What to produce: Write out the full listing exactly as given, minus the images.

Source records
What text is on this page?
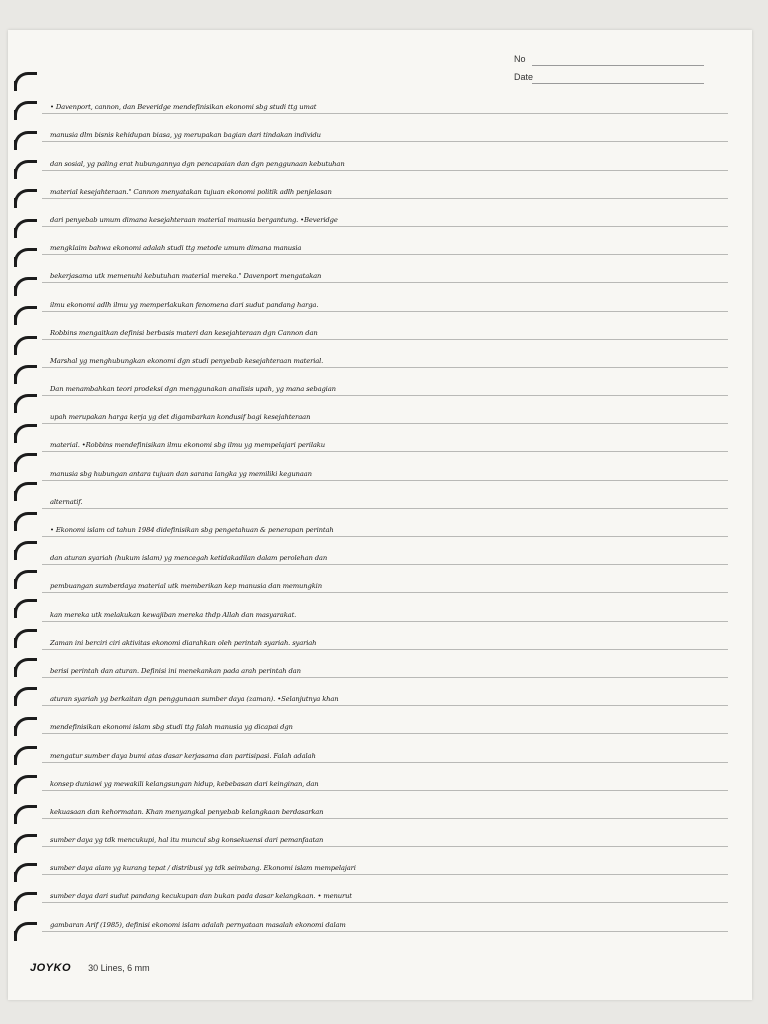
No
Date
• Davenport, cannon, dan Beveridge mendefinisikan ekonomi sbg studi ttg umat
manusia dlm bisnis kehidupan biasa, yg merupakan bagian dari tindakan individu
dan sosial, yg paling erat hubungannya dgn pencapaian dan dgn penggunaan kebutuhan
material kesejahteraan." Cannon menyatakan tujuan ekonomi politik adlh penjelasan
dari penyebab umum dimana kesejahteraan material manusia bergantung. •Beveridge
mengklaim bahwa ekonomi adalah studi ttg metode umum dimana manusia
bekerjasama utk memenuhi kebutuhan material mereka." Davenport mengatakan
ilmu ekonomi adlh ilmu yg memperlakukan fenomena dari sudut pandang harga.
Robbins mengaitkan definisi berbasis materi dan kesejahteraan dgn Cannon dan
Marshal yg menghubungkan ekonomi dgn studi penyebab kesejahteraan material.
Dan menambahkan teori prodeksi dgn menggunakan analisis upah, yg mana sebagian
upah merupakan harga kerja yg det digambarkan kondusif bagi kesejahteraan
material. •Robbins mendefinisikan ilmu ekonomi sbg ilmu yg mempelajari perilaku
manusia sbg hubungan antara tujuan dan sarana langka yg memiliki kegunaan
alternatif.
• Ekonomi islam cd tahun 1984 didefinisikan sbg pengetahuan & penerapan perintah
dan aturan syariah (hukum islam) yg mencegah ketidakadilan dalam perolehan dan
pembuangan sumberdaya material utk memberikan kep manusia dan memungkin
kan mereka utk melakukan kewajiban mereka thdp Allah dan masyarakat.
Zaman ini berciri ciri aktivitas ekonomi diarahkan oleh perintah syariah. syariah
berisi perintah dan aturan. Definisi ini menekankan pada arah perintah dan
aturan syariah yg berkaitan dgn penggunaan sumber daya (zaman). •Selanjutnya khan
mendefinisikan ekonomi islam sbg studi ttg falah manusia yg dicapai dgn
mengatur sumber daya bumi atas dasar kerjasama dan partisipasi. Falah adalah
konsep duniawi yg mewakili kelangsungan hidup, kebebasan dari keinginan, dan
kekuasaan dan kehormatan. Khan menyangkal penyebab kelangkaan berdasarkan
sumber daya yg tdk mencukupi, hal itu muncul sbg konsekuensi dari pemanfaatan
sumber daya alam yg kurang tepat / distribusi yg tdk seimbang. Ekonomi islam mempelajari
sumber daya dari sudut pandang kecukupan dan bukan pada dasar kelangkaan. • menurut
gambaran Arif (1985), definisi ekonomi islam adalah pernyataan masalah ekonomi dalam
JOYKO 30 Lines, 6 mm
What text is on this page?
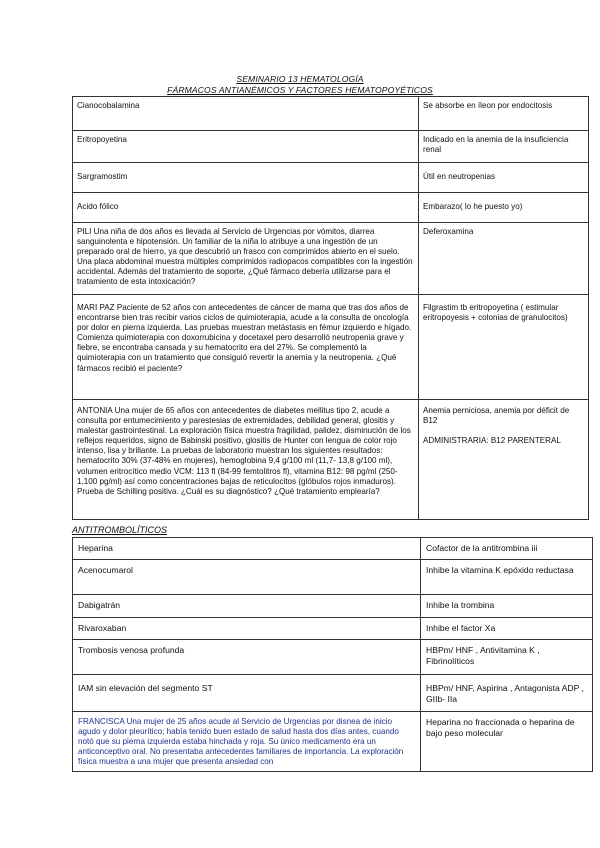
SEMINARIO 13 HEMATOLOGÍA
FÁRMACOS ANTIANÉMICOS Y FACTORES HEMATOPOYÉTICOS
Cianocobalamina	Se absorbe en íleon por endocitosis
Eritropoyetina	Indicado en la anemia de la insuficiencia renal
Sargramostim	Útil en neutropenias
Acido fólico	Embarazo( lo he puesto yo)
PILI Una niña de dos años es llevada al Servicio de Urgencias por vómitos, diarrea sanguinolenta e hipotensión. Un familiar de la niña lo atribuye a una ingestión de un preparado oral de hierro, ya que descubrió un frasco con comprimidos abierto en el suelo. Una placa abdominal muestra múltiples comprimidos radiopacos compatibles con la ingestión accidental. Además del tratamiento de soporte, ¿Qué fármaco debería utilizarse para el tratamiento de esta intoxicación?	Deferoxamina
MARI PAZ Paciente de 52 años con antecedentes de cáncer de mama que tras dos años de encontrarse bien tras recibir varios ciclos de quimioterapia, acude a la consulta de oncología por dolor en pierna izquierda. Las pruebas muestran metástasis en fémur izquierdo e hígado. Comienza quimioterapia con doxorrubicina y docetaxel pero desarrolló neutropenia grave y fiebre, se encontraba cansada y su hematocrito era del 27%. Se complementó la quimioterapia con un tratamiento que consiguió revertir la anemia y la neutropenia. ¿Qué fármacos recibió el paciente?	Filgrastim tb eritropoyetina ( estimular eritropoyesis + colonias de granulocitos)
ANTONIA Una mujer de 65 años con antecedentes de diabetes mellitus tipo 2, acude a consulta por entumecimiento y parestesias de extremidades, debilidad general, glositis y malestar gastrointestinal. La exploración física muestra fragilidad, palidez, disminución de los reflejos requeridos, signo de Babinski positivo, glositis de Hunter con lengua de color rojo intenso, lisa y brillante. La pruebas de laboratorio muestran los siguientes resultados: hematocrito 30% (37-48% en mujeres), hemoglobina 9,4 g/100 ml (11,7- 13,8 g/100 ml), volumen eritrocítico medio VCM: 113 fl (84-99 femtolitros fl), vitamina B12: 98 pg/ml (250-1.100 pg/ml) así como concentraciones bajas de reticulocitos (glóbulos rojos inmaduros). Prueba de Schilling positiva. ¿Cuál es su diagnóstico? ¿Qué tratamiento emplearía?	Anemia perniciosa, anemia por déficit de B12
ADMINISTRARIA: B12 PARENTERAL
ANTITROMBOLÍTICOS
Heparina	Cofactor de la antitrombina iii
Acenocumarol	Inhibe la vitamina K epóxido reductasa
Dabigatrán	Inhibe la trombina
Rivaroxaban	Inhibe el factor Xa
Trombosis venosa profunda	HBPm/ HNF , Antivitamina K , Fibrinolíticos
IAM sin elevación del segmento ST	HBPm/ HNF, Aspirina , Antagonista ADP , GIIb- IIa
FRANCISCA Una mujer de 25 años acude al Servicio de Urgencias por disnea de inicio agudo y dolor pleurítico; había tenido buen estado de salud hasta dos días antes, cuando notó que su pierna izquierda estaba hinchada y roja. Su único medicamento era un anticonceptivo oral. No presentaba antecedentes familiares de importancia. La exploración física muestra a una mujer que presenta ansiedad con	Heparina no fraccionada o heparina de bajo peso molecular
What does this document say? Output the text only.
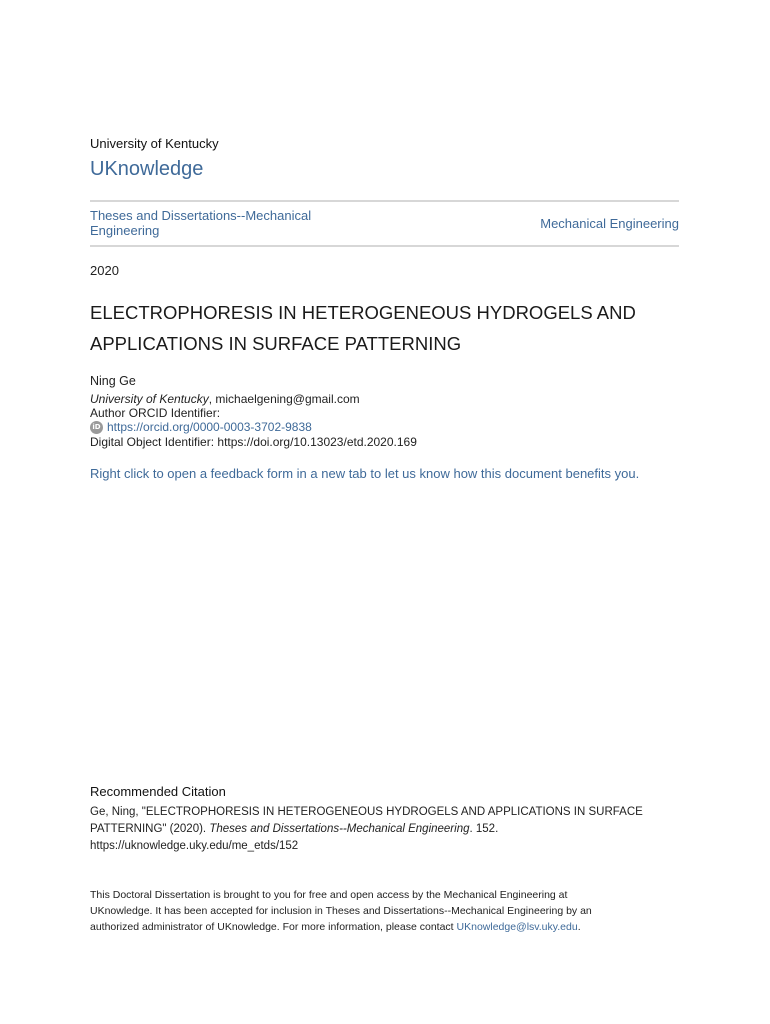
University of Kentucky
UKnowledge
Theses and Dissertations--Mechanical
Engineering	Mechanical Engineering
2020
ELECTROPHORESIS IN HETEROGENEOUS HYDROGELS AND
APPLICATIONS IN SURFACE PATTERNING
Ning Ge
University of Kentucky, michaelgening@gmail.com
Author ORCID Identifier:
iD https://orcid.org/0000-0003-3702-9838
Digital Object Identifier: https://doi.org/10.13023/etd.2020.169
Right click to open a feedback form in a new tab to let us know how this document benefits you.
Recommended Citation
Ge, Ning, "ELECTROPHORESIS IN HETEROGENEOUS HYDROGELS AND APPLICATIONS IN SURFACE
PATTERNING" (2020). Theses and Dissertations--Mechanical Engineering. 152.
https://uknowledge.uky.edu/me_etds/152
This Doctoral Dissertation is brought to you for free and open access by the Mechanical Engineering at
UKnowledge. It has been accepted for inclusion in Theses and Dissertations--Mechanical Engineering by an
authorized administrator of UKnowledge. For more information, please contact UKnowledge@lsv.uky.edu.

Answer to this task:
What text is on this page?
No
Date
• Davenport, cannon, dan Beveridge mendefinisikan ekonomi sbg studi ttg umat
manusia dlm bisnis kehidupan biasa, yg merupakan bagian dari tindakan individu
dan sosial, yg paling erat hubungannya dgn pencapaian dan dgn penggunaan kebutuhan
material kesejahteraan." Cannon menyatakan tujuan ekonomi politik adlh penjelasan
dari penyebab umum dimana kesejahteraan material manusia bergantung. •Beveridge
mengklaim bahwa ekonomi adalah studi ttg metode umum dimana manusia
bekerjasama utk memenuhi kebutuhan material mereka." Davenport mengatakan
ilmu ekonomi adlh ilmu yg memperlakukan fenomena dari sudut pandang harga.
Robbins mengaitkan definisi berbasis materi dan kesejahteraan dgn Cannon dan
Marshal yg menghubungkan ekonomi dgn studi penyebab kesejahteraan material.
Dan menambahkan teori prodeksi dgn menggunakan analisis upah, yg mana sebagian
upah merupakan harga kerja yg det digambarkan kondusif bagi kesejahteraan
material. •Robbins mendefinisikan ilmu ekonomi sbg ilmu yg mempelajari perilaku
manusia sbg hubungan antara tujuan dan sarana langka yg memiliki kegunaan
alternatif.
• Ekonomi islam cd tahun 1984 didefinisikan sbg pengetahuan & penerapan perintah
dan aturan syariah (hukum islam) yg mencegah ketidakadilan dalam perolehan dan
pembuangan sumberdaya material utk memberikan kep manusia dan memungkin
kan mereka utk melakukan kewajiban mereka thdp Allah dan masyarakat.
Zaman ini berciri ciri aktivitas ekonomi diarahkan oleh perintah syariah. syariah
berisi perintah dan aturan. Definisi ini menekankan pada arah perintah dan
aturan syariah yg berkaitan dgn penggunaan sumber daya (zaman). •Selanjutnya khan
mendefinisikan ekonomi islam sbg studi ttg falah manusia yg dicapai dgn
mengatur sumber daya bumi atas dasar kerjasama dan partisipasi. Falah adalah
konsep duniawi yg mewakili kelangsungan hidup, kebebasan dari keinginan, dan
kekuasaan dan kehormatan. Khan menyangkal penyebab kelangkaan berdasarkan
sumber daya yg tdk mencukupi, hal itu muncul sbg konsekuensi dari pemanfaatan
sumber daya alam yg kurang tepat / distribusi yg tdk seimbang. Ekonomi islam mempelajari
sumber daya dari sudut pandang kecukupan dan bukan pada dasar kelangkaan. • menurut
gambaran Arif (1985), definisi ekonomi islam adalah pernyataan masalah ekonomi dalam
JOYKO 30 Lines, 6 mm
What text is on this page?
SEMINARIO 13 HEMATOLOGÍA
FÁRMACOS ANTIANÉMICOS Y FACTORES HEMATOPOYÉTICOS
Cianocobalamina	Se absorbe en íleon por endocitosis
Eritropoyetina	Indicado en la anemia de la insuficiencia renal
Sargramostim	Útil en neutropenias
Acido fólico	Embarazo( lo he puesto yo)
PILI Una niña de dos años es llevada al Servicio de Urgencias por vómitos, diarrea sanguinolenta e hipotensión. Un familiar de la niña lo atribuye a una ingestión de un preparado oral de hierro, ya que descubrió un frasco con comprimidos abierto en el suelo. Una placa abdominal muestra múltiples comprimidos radiopacos compatibles con la ingestión accidental. Además del tratamiento de soporte, ¿Qué fármaco debería utilizarse para el tratamiento de esta intoxicación?	Deferoxamina
MARI PAZ Paciente de 52 años con antecedentes de cáncer de mama que tras dos años de encontrarse bien tras recibir varios ciclos de quimioterapia, acude a la consulta de oncología por dolor en pierna izquierda. Las pruebas muestran metástasis en fémur izquierdo e hígado. Comienza quimioterapia con doxorrubicina y docetaxel pero desarrolló neutropenia grave y fiebre, se encontraba cansada y su hematocrito era del 27%. Se complementó la quimioterapia con un tratamiento que consiguió revertir la anemia y la neutropenia. ¿Qué fármacos recibió el paciente?	Filgrastim tb eritropoyetina ( estimular eritropoyesis + colonias de granulocitos)
ANTONIA Una mujer de 65 años con antecedentes de diabetes mellitus tipo 2, acude a consulta por entumecimiento y parestesias de extremidades, debilidad general, glositis y malestar gastrointestinal. La exploración física muestra fragilidad, palidez, disminución de los reflejos requeridos, signo de Babinski positivo, glositis de Hunter con lengua de color rojo intenso, lisa y brillante. La pruebas de laboratorio muestran los siguientes resultados: hematocrito 30% (37-48% en mujeres), hemoglobina 9,4 g/100 ml (11,7- 13,8 g/100 ml), volumen eritrocítico medio VCM: 113 fl (84-99 femtolitros fl), vitamina B12: 98 pg/ml (250-1.100 pg/ml) así como concentraciones bajas de reticulocitos (glóbulos rojos inmaduros). Prueba de Schilling positiva. ¿Cuál es su diagnóstico? ¿Qué tratamiento emplearía?	Anemia perniciosa, anemia por déficit de B12
ADMINISTRARIA: B12 PARENTERAL
ANTITROMBOLÍTICOS
Heparina	Cofactor de la antitrombina iii
Acenocumarol	Inhibe la vitamina K epóxido reductasa
Dabigatrán	Inhibe la trombina
Rivaroxaban	Inhibe el factor Xa
Trombosis venosa profunda	HBPm/ HNF , Antivitamina K , Fibrinolíticos
IAM sin elevación del segmento ST	HBPm/ HNF, Aspirina , Antagonista ADP , GIIb- IIa
FRANCISCA Una mujer de 25 años acude al Servicio de Urgencias por disnea de inicio agudo y dolor pleurítico; había tenido buen estado de salud hasta dos días antes, cuando notó que su pierna izquierda estaba hinchada y roja. Su único medicamento era un anticonceptivo oral. No presentaba antecedentes familiares de importancia. La exploración física muestra a una mujer que presenta ansiedad con	Heparina no fraccionada o heparina de bajo peso molecular
What does this document say? Output the text only.
University of Kentucky
UKnowledge
Theses and Dissertations--Mechanical
Engineering	Mechanical Engineering
2020
ELECTROPHORESIS IN HETEROGENEOUS HYDROGELS AND
APPLICATIONS IN SURFACE PATTERNING
Ning Ge
University of Kentucky, michaelgening@gmail.com
Author ORCID Identifier:
iD https://orcid.org/0000-0003-3702-9838
Digital Object Identifier: https://doi.org/10.13023/etd.2020.169
Right click to open a feedback form in a new tab to let us know how this document benefits you.
Recommended Citation
Ge, Ning, "ELECTROPHORESIS IN HETEROGENEOUS HYDROGELS AND APPLICATIONS IN SURFACE
PATTERNING" (2020). Theses and Dissertations--Mechanical Engineering. 152.
https://uknowledge.uky.edu/me_etds/152
This Doctoral Dissertation is brought to you for free and open access by the Mechanical Engineering at
UKnowledge. It has been accepted for inclusion in Theses and Dissertations--Mechanical Engineering by an
authorized administrator of UKnowledge. For more information, please contact UKnowledge@lsv.uky.edu.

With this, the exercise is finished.